(Requirements): Arrange the lines of the records below as a numbered list, omitting any blank lines. Leave the pictures out of your answer.

[Dataset records]
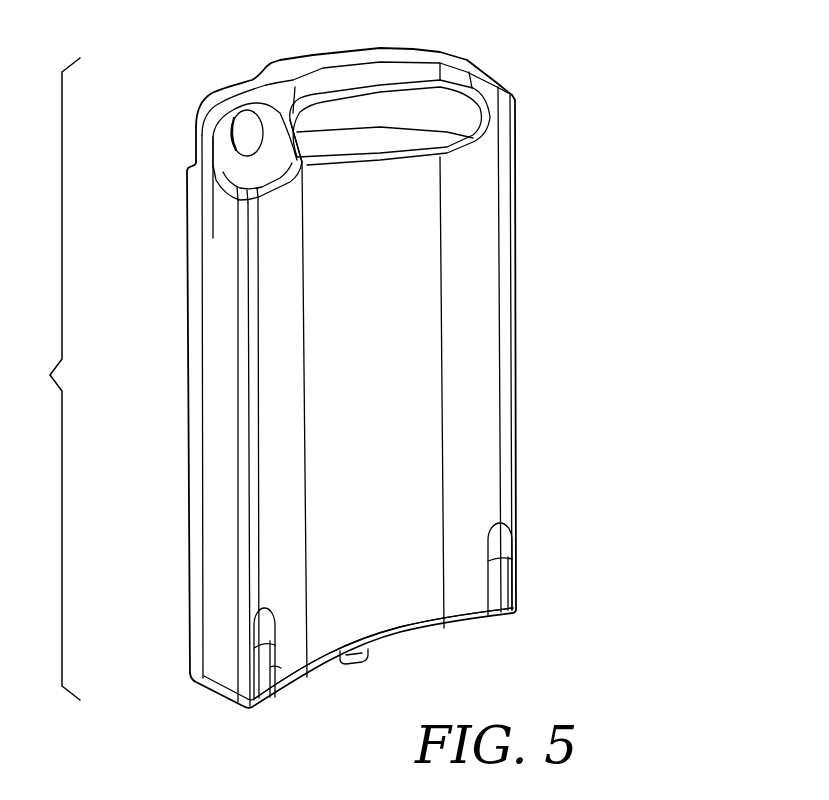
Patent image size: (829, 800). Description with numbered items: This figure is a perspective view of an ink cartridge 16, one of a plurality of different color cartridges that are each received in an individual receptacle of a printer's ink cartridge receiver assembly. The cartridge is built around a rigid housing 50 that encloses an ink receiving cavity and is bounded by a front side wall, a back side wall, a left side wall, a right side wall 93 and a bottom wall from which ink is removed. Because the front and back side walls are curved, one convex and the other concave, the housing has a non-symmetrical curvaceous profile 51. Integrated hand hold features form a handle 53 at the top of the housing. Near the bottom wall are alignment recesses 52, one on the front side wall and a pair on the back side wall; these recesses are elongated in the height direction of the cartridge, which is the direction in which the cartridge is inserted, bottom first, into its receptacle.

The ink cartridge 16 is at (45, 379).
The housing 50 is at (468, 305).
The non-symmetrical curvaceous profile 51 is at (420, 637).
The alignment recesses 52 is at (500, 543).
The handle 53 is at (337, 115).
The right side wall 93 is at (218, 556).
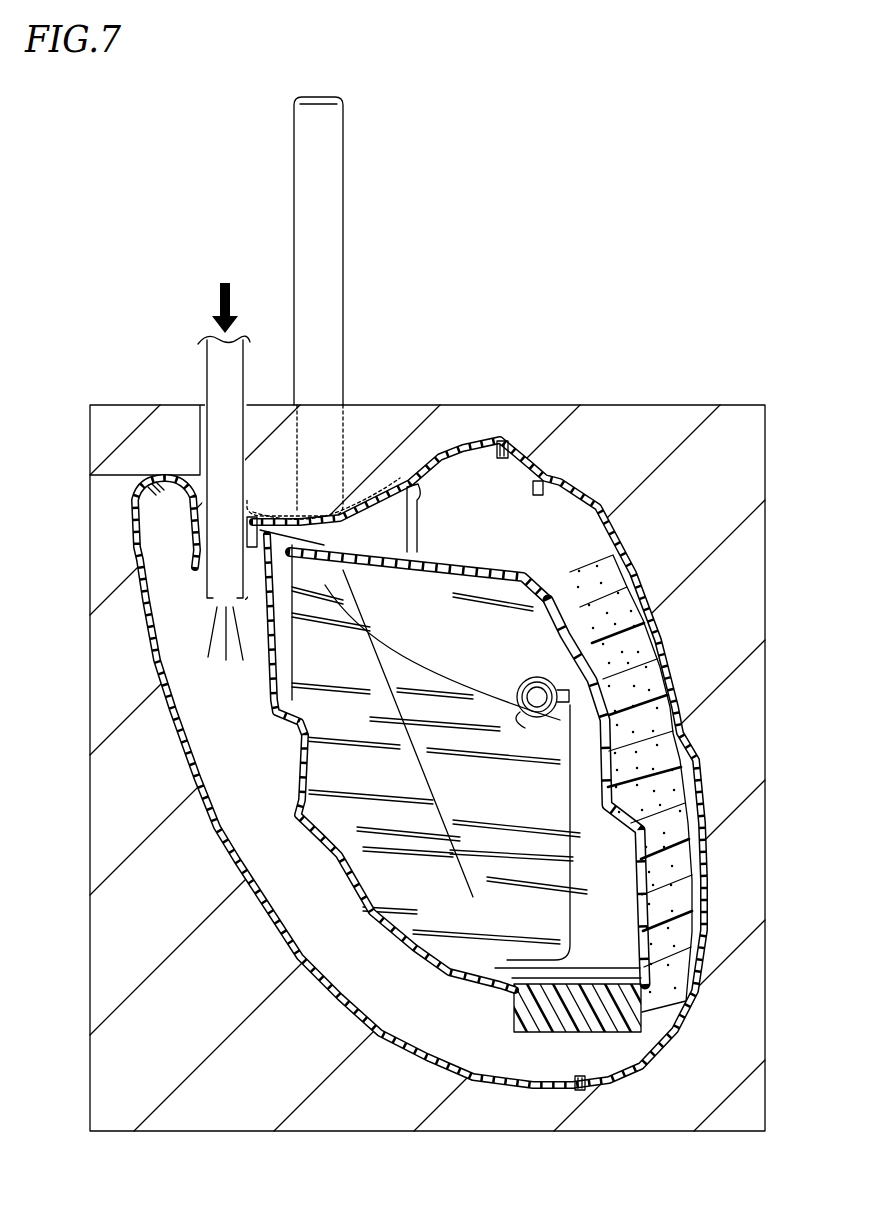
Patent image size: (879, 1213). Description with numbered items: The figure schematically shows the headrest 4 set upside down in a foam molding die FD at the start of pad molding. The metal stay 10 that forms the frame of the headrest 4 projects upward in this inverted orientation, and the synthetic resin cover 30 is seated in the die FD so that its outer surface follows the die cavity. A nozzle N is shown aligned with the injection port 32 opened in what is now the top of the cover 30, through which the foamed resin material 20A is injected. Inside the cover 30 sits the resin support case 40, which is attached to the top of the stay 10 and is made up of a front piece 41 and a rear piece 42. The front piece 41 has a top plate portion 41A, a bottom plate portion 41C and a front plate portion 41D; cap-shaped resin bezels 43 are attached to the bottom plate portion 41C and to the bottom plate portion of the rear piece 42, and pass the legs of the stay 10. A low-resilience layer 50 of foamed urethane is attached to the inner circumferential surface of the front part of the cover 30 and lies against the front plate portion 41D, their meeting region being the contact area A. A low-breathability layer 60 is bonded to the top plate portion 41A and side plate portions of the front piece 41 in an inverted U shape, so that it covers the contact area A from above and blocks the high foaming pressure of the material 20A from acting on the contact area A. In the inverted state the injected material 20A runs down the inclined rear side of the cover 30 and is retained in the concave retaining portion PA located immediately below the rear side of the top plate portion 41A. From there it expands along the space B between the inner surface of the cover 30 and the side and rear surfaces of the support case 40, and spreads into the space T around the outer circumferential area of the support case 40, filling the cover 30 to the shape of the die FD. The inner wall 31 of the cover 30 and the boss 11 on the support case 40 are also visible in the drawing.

(Exercise response):
1. Patent image size: (829, 800). Description with numbered items: This figure is a perspective view of an ink cartridge 16, one of a plurality of different color cartridges that are each received in an individual receptacle of a printer's ink cartridge receiver assembly. The cartridge is built around a rigid housing 50 that encloses an ink receiving cavity and is bounded by a front side wall, a back side wall, a left side wall, a right side wall 93 and a bottom wall from which ink is removed. Because the front and back side walls are curved, one convex and the other concave, the housing has a non-symmetrical curvaceous profile 51. Integrated hand hold features form a handle 53 at the top of the housing. Near the bottom wall are alignment recesses 52, one on the front side wall and a pair on the back side wall; these recesses are elongated in the height direction of the cartridge, which is the direction in which the cartridge is inserted, bottom first, into its receptacle.
2. The ink cartridge 16 is at (45, 379).
3. The housing 50 is at (468, 305).
4. The non-symmetrical curvaceous profile 51 is at (420, 637).
5. The alignment recesses 52 is at (500, 543).
6. The handle 53 is at (337, 115).
7. The right side wall 93 is at (218, 556).
8. Patent image size: (879, 1213). Description with numbered items: The figure schematically shows the headrest 4 set upside down in a foam molding die FD at the start of pad molding. The metal stay 10 that forms the frame of the headrest 4 projects upward in this inverted orientation, and the synthetic resin cover 30 is seated in the die FD so that its outer surface follows the die cavity. A nozzle N is shown aligned with the injection port 32 opened in what is now the top of the cover 30, through which the foamed resin material 20A is injected. Inside the cover 30 sits the resin support case 40, which is attached to the top of the stay 10 and is made up of a front piece 41 and a rear piece 42. The front piece 41 has a top plate portion 41A, a bottom plate portion 41C and a front plate portion 41D; cap-shaped resin bezels 43 are attached to the bottom plate portion 41C and to the bottom plate portion of the rear piece 42, and pass the legs of the stay 10. A low-resilience layer 50 of foamed urethane is attached to the inner circumferential surface of the front part of the cover 30 and lies against the front plate portion 41D, their meeting region being the contact area A. A low-breathability layer 60 is bonded to the top plate portion 41A and side plate portions of the front piece 41 in an inverted U shape, so that it covers the contact area A from above and blocks the high foaming pressure of the material 20A from acting on the contact area A. In the inverted state the injected material 20A runs down the inclined rear side of the cover 30 and is retained in the concave retaining portion PA located immediately below the rear side of the top plate portion 41A. From there it expands along the space B between the inner surface of the cover 30 and the side and rear surfaces of the support case 40, and spreads into the space T around the outer circumferential area of the support case 40, filling the cover 30 to the shape of the die FD. The inner wall 31 of the cover 30 and the boss 11 on the support case 40 are also visible in the drawing.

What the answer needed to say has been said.